# START OF Records provided
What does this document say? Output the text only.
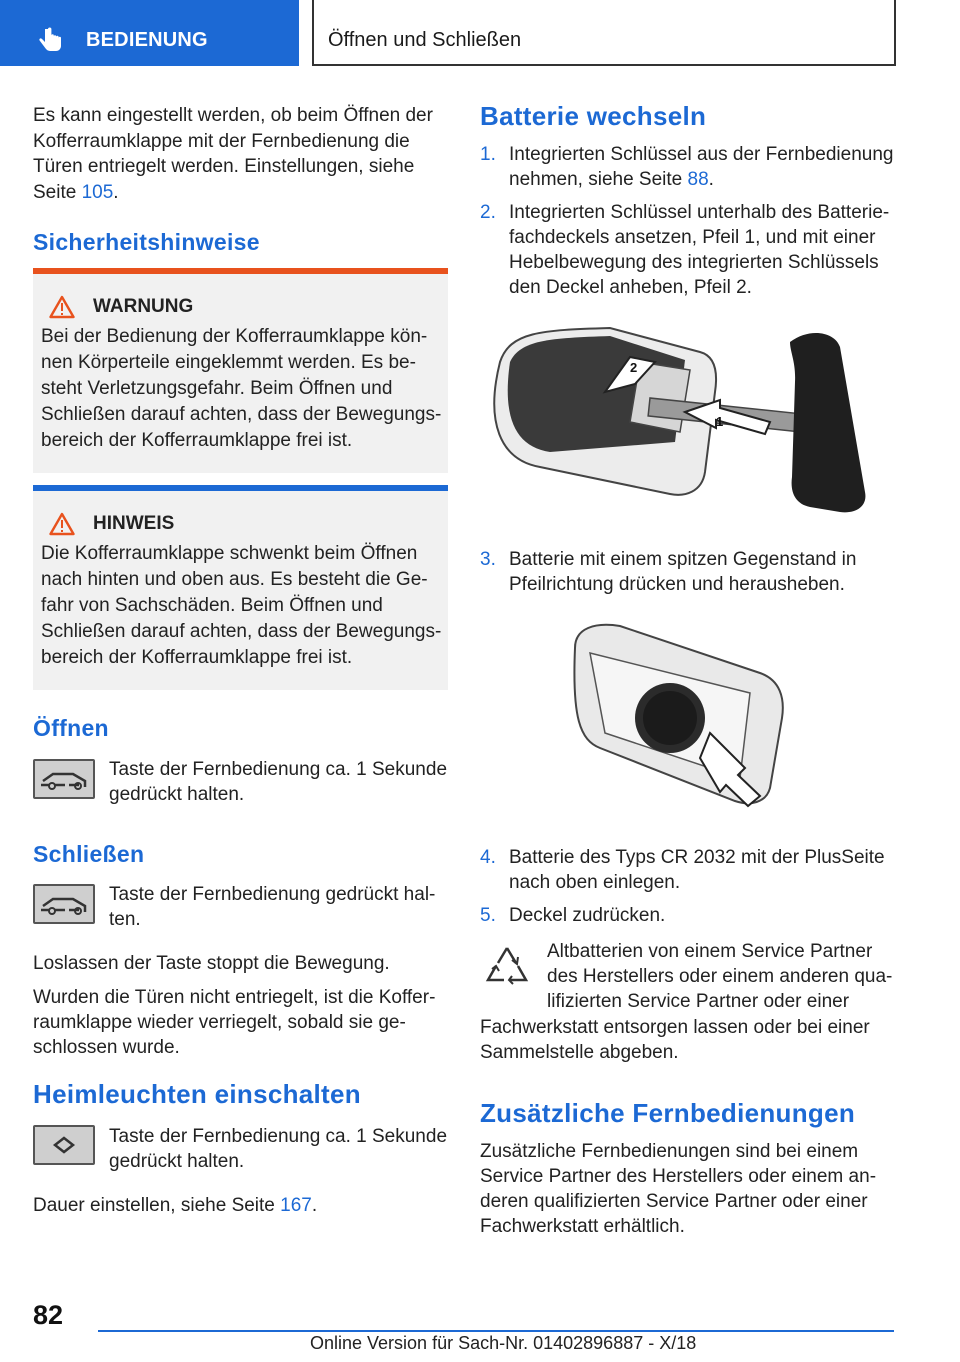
BEDIENUNG	Öffnen und Schließen

Es kann eingestellt werden, ob beim Öffnen der Kofferraumklappe mit der Fernbedienung die Türen entriegelt werden. Einstellungen, siehe Seite 105.

Sicherheitshinweise
WARNUNG
Bei der Bedienung der Kofferraumklappe können Körperteile eingeklemmt werden. Es besteht Verletzungsgefahr. Beim Öffnen und Schließen darauf achten, dass der Bewegungsbereich der Kofferraumklappe frei ist.
HINWEIS
Die Kofferraumklappe schwenkt beim Öffnen nach hinten und oben aus. Es besteht die Gefahr von Sachschäden. Beim Öffnen und Schließen darauf achten, dass der Bewegungsbereich der Kofferraumklappe frei ist.
Öffnen

Taste der Fernbedienung ca. 1 Sekunde gedrückt halten.

Schließen

Taste der Fernbedienung gedrückt halten.

Loslassen der Taste stoppt die Bewegung.

Wurden die Türen nicht entriegelt, ist die Kofferraumklappe wieder verriegelt, sobald sie geschlossen wurde.

Heimleuchten einschalten

Taste der Fernbedienung ca. 1 Sekunde gedrückt halten.

Dauer einstellen, siehe Seite 167.

Batterie wechseln
1. Integrierten Schlüssel aus der Fernbedienung nehmen, siehe Seite 88.
2. Integrierten Schlüssel unterhalb des Batteriefachdeckels ansetzen, Pfeil 1, und mit einer Hebelbewegung des integrierten Schlüssels den Deckel anheben, Pfeil 2.
1
2
3. Batterie mit einem spitzen Gegenstand in Pfeilrichtung drücken und herausheben.
4. Batterie des Typs CR 2032 mit der PlusSeite nach oben einlegen.
5. Deckel zudrücken.

Altbatterien von einem Service Partner des Herstellers oder einem anderen qualifizierten Service Partner oder einer

Fachwerkstatt entsorgen lassen oder bei einer Sammelstelle abgeben.

Zusätzliche Fernbedienungen

Zusätzliche Fernbedienungen sind bei einem Service Partner des Herstellers oder einem anderen qualifizierten Service Partner oder einer Fachwerkstatt erhältlich.

82
Online Version für Sach-Nr. 01402896887 - X/18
# END OF Records provided
**What is needed**
Transcribe the material as is, with images omitted.

**Written response**
What does this document say? Output the text only.
BEDIENUNG	Öffnen und Schließen

Es kann eingestellt werden, ob beim Öffnen der Kofferraumklappe mit der Fernbedienung die Türen entriegelt werden. Einstellungen, siehe Seite 105.

Sicherheitshinweise
WARNUNG
Bei der Bedienung der Kofferraumklappe können Körperteile eingeklemmt werden. Es besteht Verletzungsgefahr. Beim Öffnen und Schließen darauf achten, dass der Bewegungsbereich der Kofferraumklappe frei ist.
HINWEIS
Die Kofferraumklappe schwenkt beim Öffnen nach hinten und oben aus. Es besteht die Gefahr von Sachschäden. Beim Öffnen und Schließen darauf achten, dass der Bewegungsbereich der Kofferraumklappe frei ist.
Öffnen

Taste der Fernbedienung ca. 1 Sekunde gedrückt halten.

Schließen

Taste der Fernbedienung gedrückt halten.

Loslassen der Taste stoppt die Bewegung.

Wurden die Türen nicht entriegelt, ist die Kofferraumklappe wieder verriegelt, sobald sie geschlossen wurde.

Heimleuchten einschalten

Taste der Fernbedienung ca. 1 Sekunde gedrückt halten.

Dauer einstellen, siehe Seite 167.

Batterie wechseln
1. Integrierten Schlüssel aus der Fernbedienung nehmen, siehe Seite 88.
2. Integrierten Schlüssel unterhalb des Batteriefachdeckels ansetzen, Pfeil 1, und mit einer Hebelbewegung des integrierten Schlüssels den Deckel anheben, Pfeil 2.
1
2
3. Batterie mit einem spitzen Gegenstand in Pfeilrichtung drücken und herausheben.
4. Batterie des Typs CR 2032 mit der PlusSeite nach oben einlegen.
5. Deckel zudrücken.

Altbatterien von einem Service Partner des Herstellers oder einem anderen qualifizierten Service Partner oder einer

Fachwerkstatt entsorgen lassen oder bei einer Sammelstelle abgeben.

Zusätzliche Fernbedienungen

Zusätzliche Fernbedienungen sind bei einem Service Partner des Herstellers oder einem anderen qualifizierten Service Partner oder einer Fachwerkstatt erhältlich.

82
Online Version für Sach-Nr. 01402896887 - X/18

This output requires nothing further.